[Recorded data]
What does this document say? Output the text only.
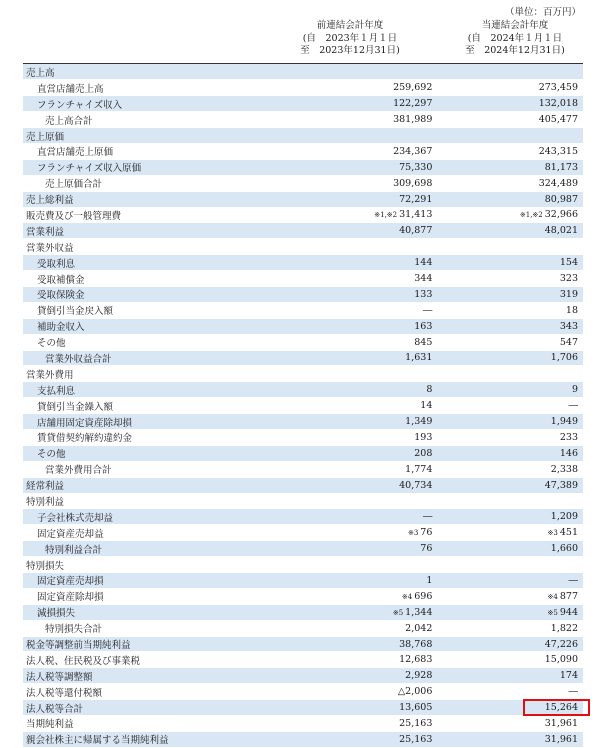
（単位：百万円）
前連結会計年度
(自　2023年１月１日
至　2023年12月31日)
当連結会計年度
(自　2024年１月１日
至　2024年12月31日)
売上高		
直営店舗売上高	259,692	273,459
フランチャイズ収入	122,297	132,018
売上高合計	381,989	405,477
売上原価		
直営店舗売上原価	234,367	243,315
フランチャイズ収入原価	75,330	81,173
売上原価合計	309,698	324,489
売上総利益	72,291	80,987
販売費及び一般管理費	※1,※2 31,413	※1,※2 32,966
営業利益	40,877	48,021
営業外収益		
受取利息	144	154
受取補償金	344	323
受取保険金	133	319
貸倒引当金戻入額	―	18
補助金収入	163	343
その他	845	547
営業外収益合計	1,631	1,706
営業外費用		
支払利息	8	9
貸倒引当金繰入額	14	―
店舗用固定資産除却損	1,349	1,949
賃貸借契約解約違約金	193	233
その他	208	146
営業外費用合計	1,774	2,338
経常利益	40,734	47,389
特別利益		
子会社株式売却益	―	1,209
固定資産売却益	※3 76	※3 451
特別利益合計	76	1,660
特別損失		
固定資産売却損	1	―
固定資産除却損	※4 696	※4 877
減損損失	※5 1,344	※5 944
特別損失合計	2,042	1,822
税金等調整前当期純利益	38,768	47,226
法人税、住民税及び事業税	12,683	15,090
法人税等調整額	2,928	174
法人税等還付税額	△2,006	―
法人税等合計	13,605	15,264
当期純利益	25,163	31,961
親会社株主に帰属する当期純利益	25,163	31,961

...

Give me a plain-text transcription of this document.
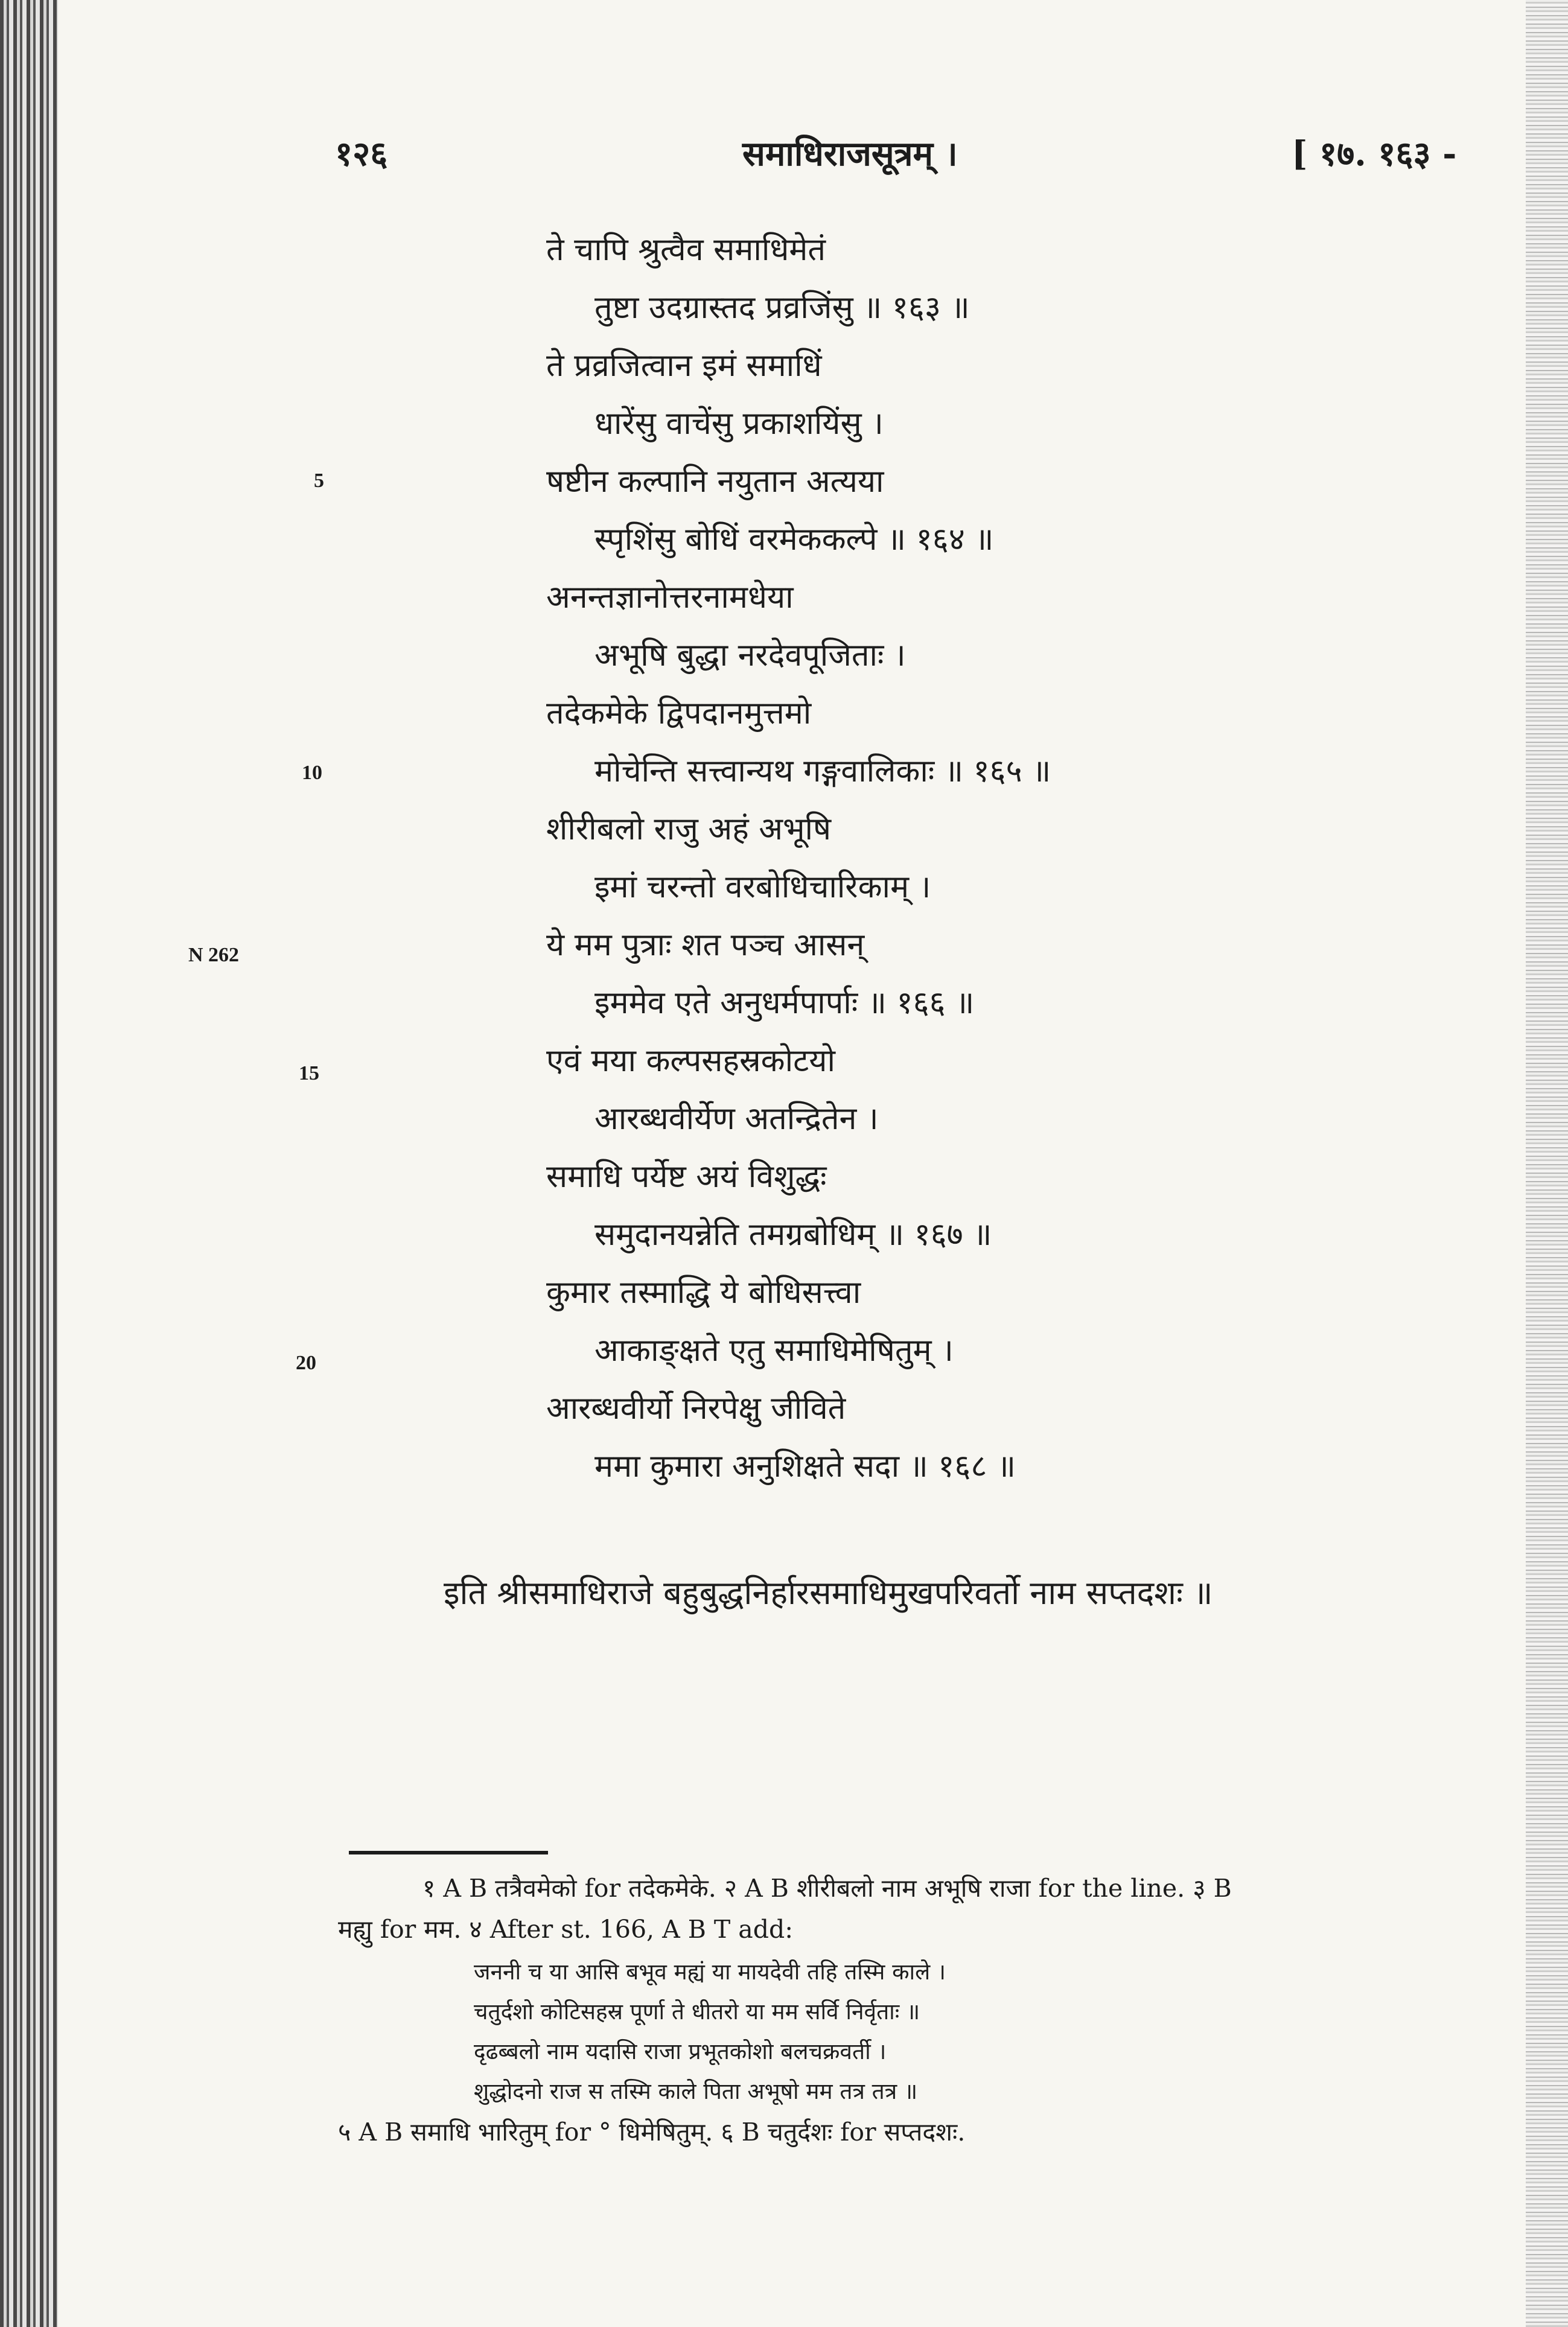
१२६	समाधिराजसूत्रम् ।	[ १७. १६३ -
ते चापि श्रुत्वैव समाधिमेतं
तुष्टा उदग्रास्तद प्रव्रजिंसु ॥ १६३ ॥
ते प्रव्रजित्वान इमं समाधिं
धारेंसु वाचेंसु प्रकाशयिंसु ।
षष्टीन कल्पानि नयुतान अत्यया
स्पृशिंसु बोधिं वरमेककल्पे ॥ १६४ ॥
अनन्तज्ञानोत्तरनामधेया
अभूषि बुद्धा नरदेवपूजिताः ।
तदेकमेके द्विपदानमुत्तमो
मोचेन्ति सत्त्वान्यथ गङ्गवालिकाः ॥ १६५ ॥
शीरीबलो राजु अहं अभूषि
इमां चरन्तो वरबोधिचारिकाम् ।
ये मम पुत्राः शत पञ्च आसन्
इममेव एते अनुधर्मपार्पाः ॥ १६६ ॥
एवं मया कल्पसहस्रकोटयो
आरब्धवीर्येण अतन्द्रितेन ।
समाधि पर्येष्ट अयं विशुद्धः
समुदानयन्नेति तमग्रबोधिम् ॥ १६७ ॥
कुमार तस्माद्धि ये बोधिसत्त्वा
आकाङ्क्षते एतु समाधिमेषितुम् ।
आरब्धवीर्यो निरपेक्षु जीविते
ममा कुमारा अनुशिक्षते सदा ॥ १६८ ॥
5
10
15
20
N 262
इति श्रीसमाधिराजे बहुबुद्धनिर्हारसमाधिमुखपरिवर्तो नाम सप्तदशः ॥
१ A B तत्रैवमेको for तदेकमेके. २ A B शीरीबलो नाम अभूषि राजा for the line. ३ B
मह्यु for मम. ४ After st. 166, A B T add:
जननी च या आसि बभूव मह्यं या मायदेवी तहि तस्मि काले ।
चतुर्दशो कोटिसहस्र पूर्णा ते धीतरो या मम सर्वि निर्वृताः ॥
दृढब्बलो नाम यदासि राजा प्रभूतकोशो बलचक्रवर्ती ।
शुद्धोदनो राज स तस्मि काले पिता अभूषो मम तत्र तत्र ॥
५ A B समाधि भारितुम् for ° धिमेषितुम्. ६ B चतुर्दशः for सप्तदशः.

* * *

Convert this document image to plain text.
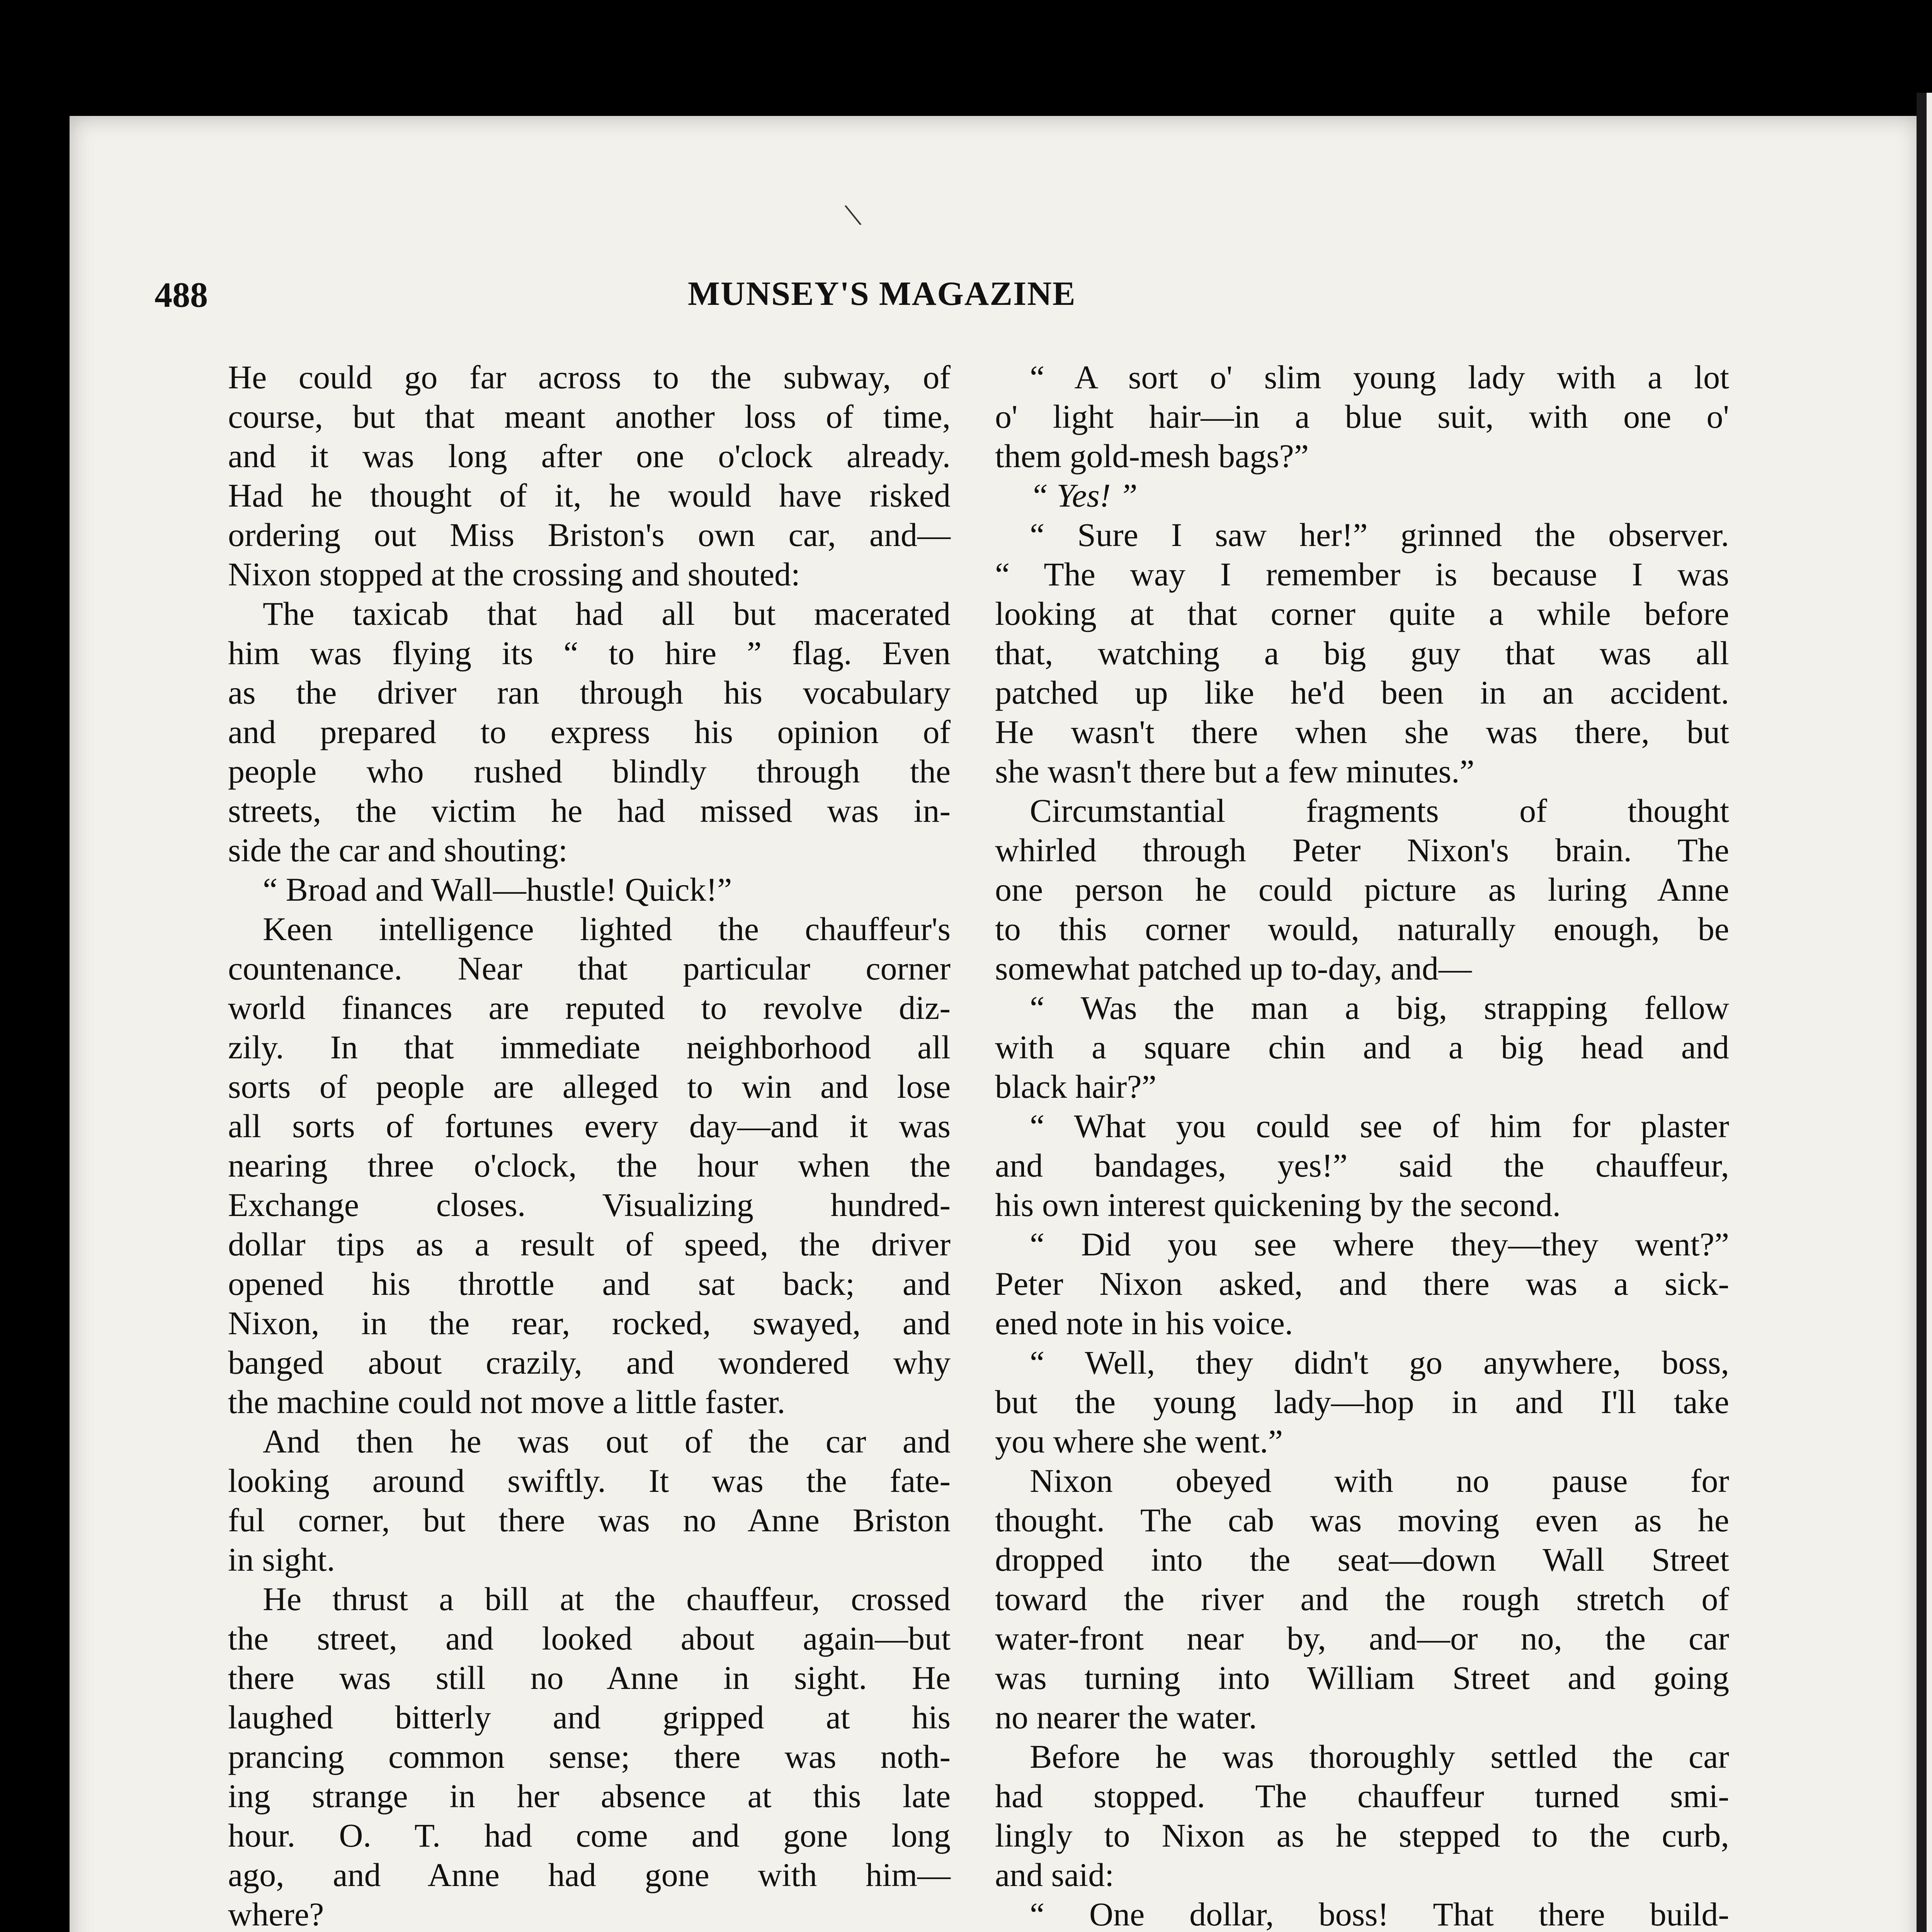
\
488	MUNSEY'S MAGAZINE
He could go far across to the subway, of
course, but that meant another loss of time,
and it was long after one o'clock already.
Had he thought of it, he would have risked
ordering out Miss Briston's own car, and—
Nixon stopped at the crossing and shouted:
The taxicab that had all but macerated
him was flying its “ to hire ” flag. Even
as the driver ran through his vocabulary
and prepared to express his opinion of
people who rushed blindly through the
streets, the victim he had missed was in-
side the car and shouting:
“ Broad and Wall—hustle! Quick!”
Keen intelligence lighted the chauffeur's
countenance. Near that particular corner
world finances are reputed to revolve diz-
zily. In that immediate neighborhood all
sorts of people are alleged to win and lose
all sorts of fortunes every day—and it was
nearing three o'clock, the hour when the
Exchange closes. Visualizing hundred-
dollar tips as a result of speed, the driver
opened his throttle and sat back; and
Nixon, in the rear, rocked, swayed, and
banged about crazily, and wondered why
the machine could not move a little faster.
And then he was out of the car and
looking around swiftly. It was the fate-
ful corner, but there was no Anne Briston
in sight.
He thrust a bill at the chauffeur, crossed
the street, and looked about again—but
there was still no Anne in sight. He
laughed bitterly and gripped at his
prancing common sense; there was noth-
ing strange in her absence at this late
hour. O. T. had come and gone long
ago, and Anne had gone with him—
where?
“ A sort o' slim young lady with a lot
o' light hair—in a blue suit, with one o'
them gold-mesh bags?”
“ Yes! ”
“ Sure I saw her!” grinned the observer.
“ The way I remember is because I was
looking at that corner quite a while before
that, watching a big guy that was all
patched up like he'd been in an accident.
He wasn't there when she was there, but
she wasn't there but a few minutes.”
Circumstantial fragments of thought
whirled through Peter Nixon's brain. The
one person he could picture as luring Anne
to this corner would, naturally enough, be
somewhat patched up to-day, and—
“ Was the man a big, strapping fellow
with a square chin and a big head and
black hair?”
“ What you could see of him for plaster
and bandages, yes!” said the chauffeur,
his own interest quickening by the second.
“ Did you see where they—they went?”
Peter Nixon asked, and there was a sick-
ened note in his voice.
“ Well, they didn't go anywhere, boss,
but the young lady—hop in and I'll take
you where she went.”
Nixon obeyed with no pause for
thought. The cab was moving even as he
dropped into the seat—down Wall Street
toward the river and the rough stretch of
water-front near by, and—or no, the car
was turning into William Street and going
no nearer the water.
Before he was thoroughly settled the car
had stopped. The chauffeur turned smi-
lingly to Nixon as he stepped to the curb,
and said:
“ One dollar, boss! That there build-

• _WHAT YOU SHOULD DO_:
Return every line from the records above that holds the word "driver".

• _WRITTEN ANSWER_:
as the driver ran through his vocabulary
dollar tips as a result of speed, the driver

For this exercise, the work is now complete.